Listed records:
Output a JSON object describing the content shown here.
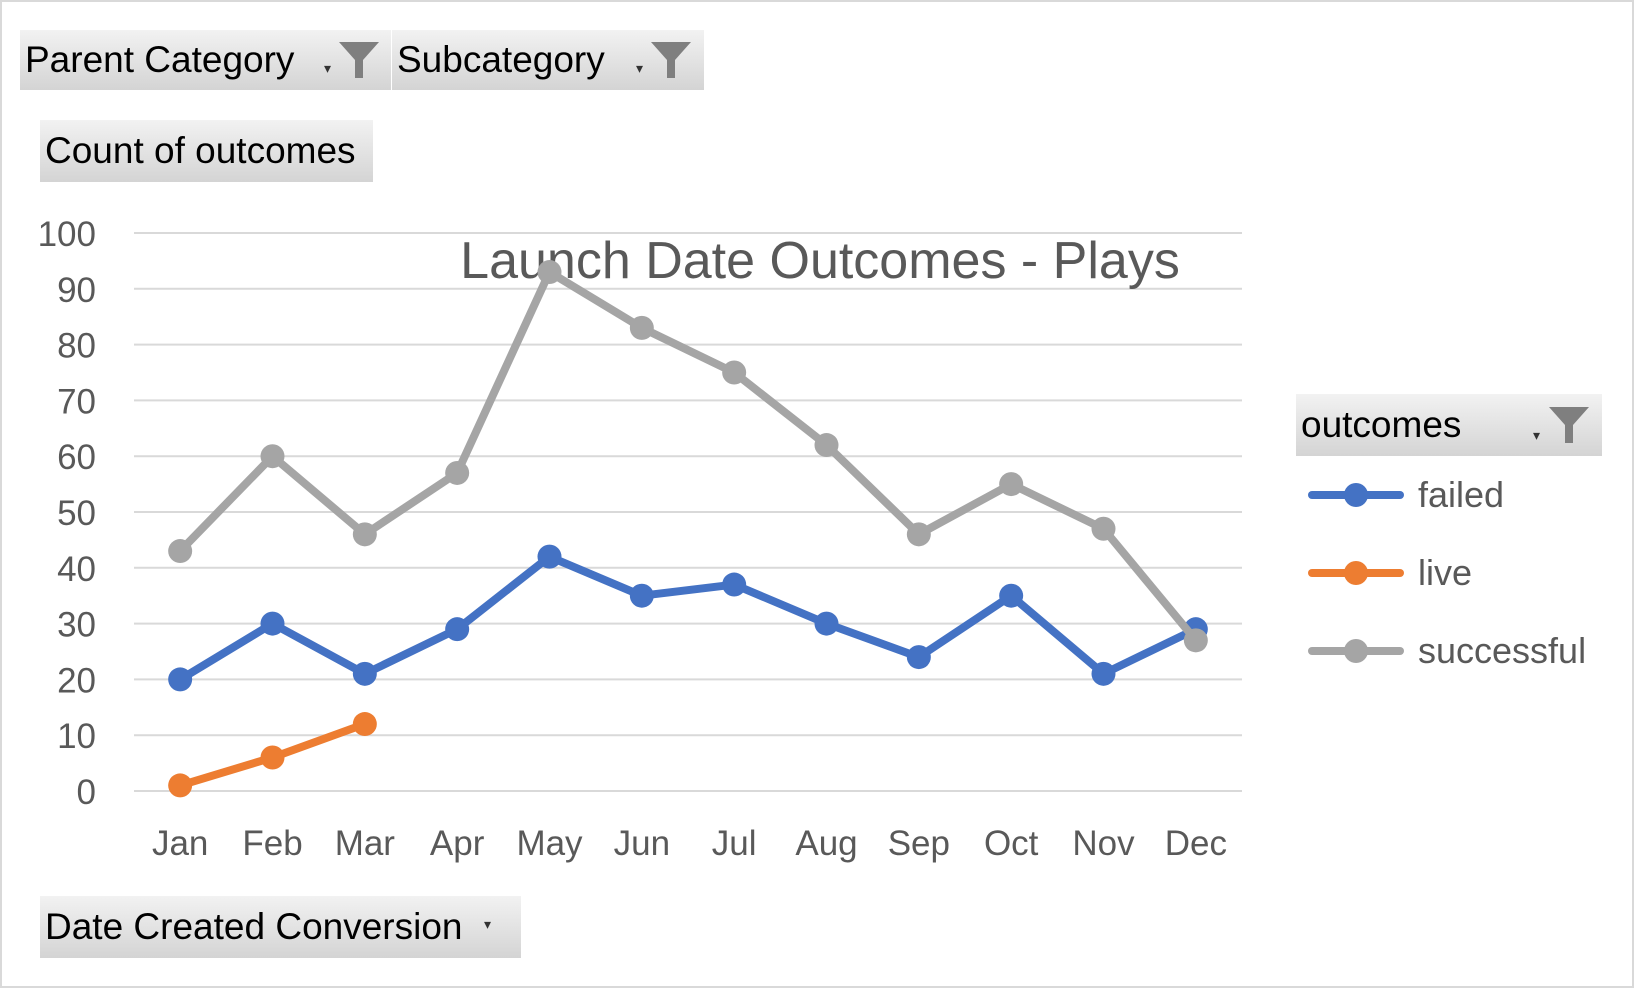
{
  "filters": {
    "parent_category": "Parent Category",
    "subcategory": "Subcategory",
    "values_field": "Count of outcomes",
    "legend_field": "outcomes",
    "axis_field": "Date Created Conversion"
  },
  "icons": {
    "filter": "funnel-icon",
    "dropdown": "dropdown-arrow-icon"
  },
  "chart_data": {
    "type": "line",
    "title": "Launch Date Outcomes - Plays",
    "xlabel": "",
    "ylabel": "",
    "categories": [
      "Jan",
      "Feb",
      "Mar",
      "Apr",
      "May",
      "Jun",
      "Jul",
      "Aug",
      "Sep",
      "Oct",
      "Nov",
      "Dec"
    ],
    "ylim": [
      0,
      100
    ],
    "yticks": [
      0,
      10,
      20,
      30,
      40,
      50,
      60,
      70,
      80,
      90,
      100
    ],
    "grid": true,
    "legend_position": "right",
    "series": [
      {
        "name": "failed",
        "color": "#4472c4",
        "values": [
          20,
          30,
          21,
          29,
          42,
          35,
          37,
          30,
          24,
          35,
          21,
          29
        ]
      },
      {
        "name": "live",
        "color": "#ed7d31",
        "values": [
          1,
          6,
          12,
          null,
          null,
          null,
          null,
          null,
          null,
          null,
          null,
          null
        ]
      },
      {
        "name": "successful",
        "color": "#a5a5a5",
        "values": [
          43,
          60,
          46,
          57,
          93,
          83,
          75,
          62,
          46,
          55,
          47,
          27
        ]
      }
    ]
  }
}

--

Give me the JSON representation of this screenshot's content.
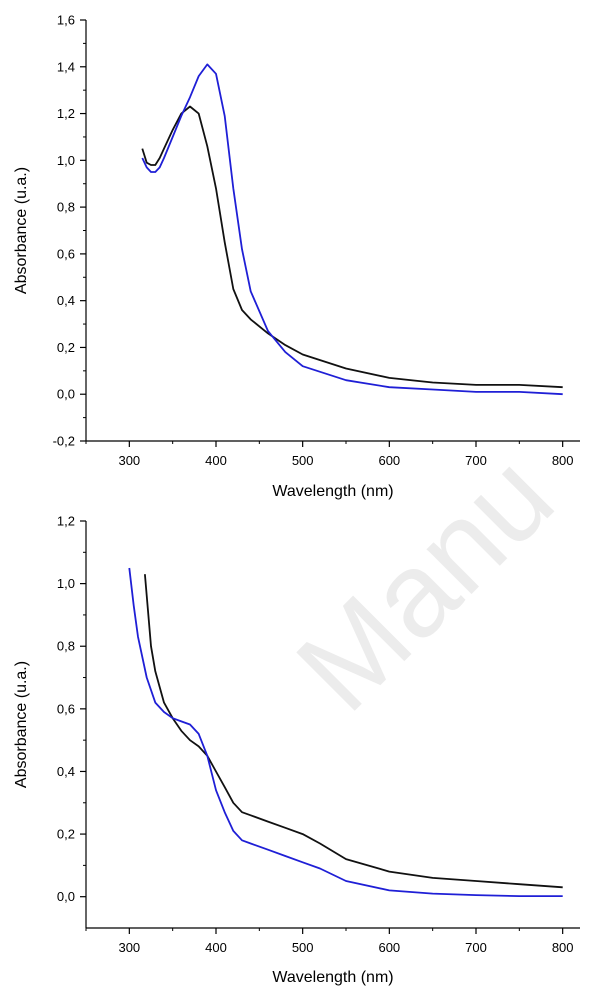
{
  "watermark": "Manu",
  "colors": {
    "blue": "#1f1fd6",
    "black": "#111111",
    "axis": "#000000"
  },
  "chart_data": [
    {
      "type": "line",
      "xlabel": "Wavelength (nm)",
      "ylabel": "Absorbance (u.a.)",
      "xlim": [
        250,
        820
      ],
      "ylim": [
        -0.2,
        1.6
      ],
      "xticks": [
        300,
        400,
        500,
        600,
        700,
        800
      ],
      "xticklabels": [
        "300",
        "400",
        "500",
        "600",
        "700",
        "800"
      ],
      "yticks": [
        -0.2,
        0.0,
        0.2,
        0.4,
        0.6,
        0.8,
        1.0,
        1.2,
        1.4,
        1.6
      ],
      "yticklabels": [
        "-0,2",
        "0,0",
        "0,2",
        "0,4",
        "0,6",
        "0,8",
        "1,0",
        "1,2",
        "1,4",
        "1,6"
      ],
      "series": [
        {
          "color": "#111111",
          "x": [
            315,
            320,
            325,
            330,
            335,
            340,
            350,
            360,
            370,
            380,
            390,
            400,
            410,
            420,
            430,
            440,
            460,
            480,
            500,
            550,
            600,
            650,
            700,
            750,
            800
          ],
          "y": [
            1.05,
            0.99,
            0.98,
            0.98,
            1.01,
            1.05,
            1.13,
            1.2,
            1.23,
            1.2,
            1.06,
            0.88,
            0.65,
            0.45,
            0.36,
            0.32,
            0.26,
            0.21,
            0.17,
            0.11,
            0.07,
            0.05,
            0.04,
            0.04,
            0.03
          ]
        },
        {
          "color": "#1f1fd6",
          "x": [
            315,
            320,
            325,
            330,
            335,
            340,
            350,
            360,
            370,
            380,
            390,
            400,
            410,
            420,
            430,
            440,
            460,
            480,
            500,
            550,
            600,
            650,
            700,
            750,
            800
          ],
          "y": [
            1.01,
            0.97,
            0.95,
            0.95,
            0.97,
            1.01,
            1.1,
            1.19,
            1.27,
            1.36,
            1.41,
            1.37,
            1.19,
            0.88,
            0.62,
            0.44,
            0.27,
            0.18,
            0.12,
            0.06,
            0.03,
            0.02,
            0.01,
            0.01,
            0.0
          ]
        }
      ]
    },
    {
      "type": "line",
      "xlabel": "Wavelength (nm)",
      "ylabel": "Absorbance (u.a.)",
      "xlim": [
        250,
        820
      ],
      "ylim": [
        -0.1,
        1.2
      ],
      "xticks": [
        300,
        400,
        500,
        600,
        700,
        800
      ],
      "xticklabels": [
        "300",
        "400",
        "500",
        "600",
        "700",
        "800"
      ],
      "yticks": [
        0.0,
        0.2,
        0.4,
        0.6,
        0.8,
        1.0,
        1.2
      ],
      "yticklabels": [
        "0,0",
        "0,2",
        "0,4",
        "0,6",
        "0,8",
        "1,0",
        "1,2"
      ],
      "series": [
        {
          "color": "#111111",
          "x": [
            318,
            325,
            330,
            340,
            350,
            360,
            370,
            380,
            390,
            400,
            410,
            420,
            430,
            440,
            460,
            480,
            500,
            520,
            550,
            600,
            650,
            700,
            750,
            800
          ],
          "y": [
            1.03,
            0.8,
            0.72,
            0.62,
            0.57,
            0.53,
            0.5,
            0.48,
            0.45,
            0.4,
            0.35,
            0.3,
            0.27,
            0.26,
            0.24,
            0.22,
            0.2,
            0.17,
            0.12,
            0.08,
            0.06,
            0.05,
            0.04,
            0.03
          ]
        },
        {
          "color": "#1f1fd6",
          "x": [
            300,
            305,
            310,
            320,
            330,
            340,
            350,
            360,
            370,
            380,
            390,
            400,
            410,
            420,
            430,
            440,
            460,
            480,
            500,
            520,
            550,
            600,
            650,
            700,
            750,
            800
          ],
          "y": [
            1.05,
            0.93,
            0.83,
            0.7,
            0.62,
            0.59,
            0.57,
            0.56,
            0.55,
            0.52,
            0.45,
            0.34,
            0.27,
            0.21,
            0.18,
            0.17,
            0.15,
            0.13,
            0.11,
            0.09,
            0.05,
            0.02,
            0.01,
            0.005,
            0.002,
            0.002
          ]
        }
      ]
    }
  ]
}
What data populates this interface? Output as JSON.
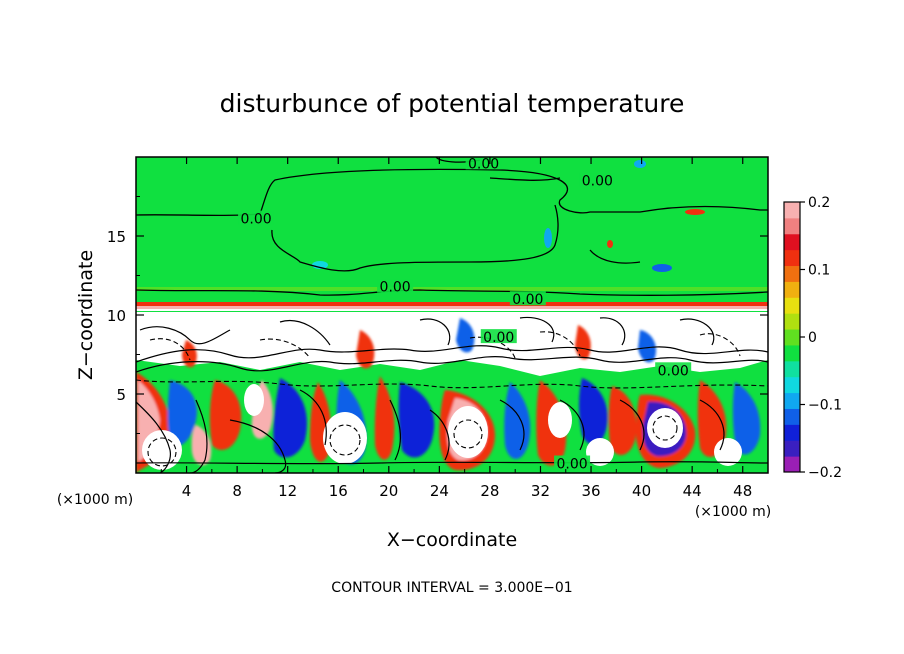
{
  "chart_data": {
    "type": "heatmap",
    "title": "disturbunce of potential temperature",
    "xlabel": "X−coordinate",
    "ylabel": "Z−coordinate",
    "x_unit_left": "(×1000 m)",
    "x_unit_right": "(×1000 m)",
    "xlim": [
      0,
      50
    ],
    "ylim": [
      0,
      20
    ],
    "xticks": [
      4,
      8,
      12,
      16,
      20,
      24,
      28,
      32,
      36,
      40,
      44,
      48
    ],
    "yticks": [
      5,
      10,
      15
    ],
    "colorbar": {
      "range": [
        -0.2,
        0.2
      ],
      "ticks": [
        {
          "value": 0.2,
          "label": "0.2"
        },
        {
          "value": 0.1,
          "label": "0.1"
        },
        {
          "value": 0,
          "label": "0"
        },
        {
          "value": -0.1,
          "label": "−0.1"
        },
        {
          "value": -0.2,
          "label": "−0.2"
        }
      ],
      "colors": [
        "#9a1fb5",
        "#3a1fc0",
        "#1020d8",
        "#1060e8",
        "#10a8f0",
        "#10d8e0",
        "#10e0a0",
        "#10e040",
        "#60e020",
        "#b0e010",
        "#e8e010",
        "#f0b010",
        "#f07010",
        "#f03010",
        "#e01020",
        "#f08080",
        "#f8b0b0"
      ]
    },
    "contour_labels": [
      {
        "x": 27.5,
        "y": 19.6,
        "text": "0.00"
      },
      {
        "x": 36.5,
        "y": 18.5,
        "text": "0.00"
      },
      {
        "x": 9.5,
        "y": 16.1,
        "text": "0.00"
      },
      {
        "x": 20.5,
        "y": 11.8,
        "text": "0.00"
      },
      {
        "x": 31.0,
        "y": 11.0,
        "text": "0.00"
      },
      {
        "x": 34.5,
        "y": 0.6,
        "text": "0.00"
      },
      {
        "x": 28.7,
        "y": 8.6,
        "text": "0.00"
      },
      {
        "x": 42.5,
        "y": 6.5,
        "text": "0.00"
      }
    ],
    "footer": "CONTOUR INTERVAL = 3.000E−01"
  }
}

Goal:
Pull every line containing "Date" from the material above.

Response for this exercise:
    "axis_field": "Date Created Conversion"
    "title": "Launch Date Outcomes - Plays",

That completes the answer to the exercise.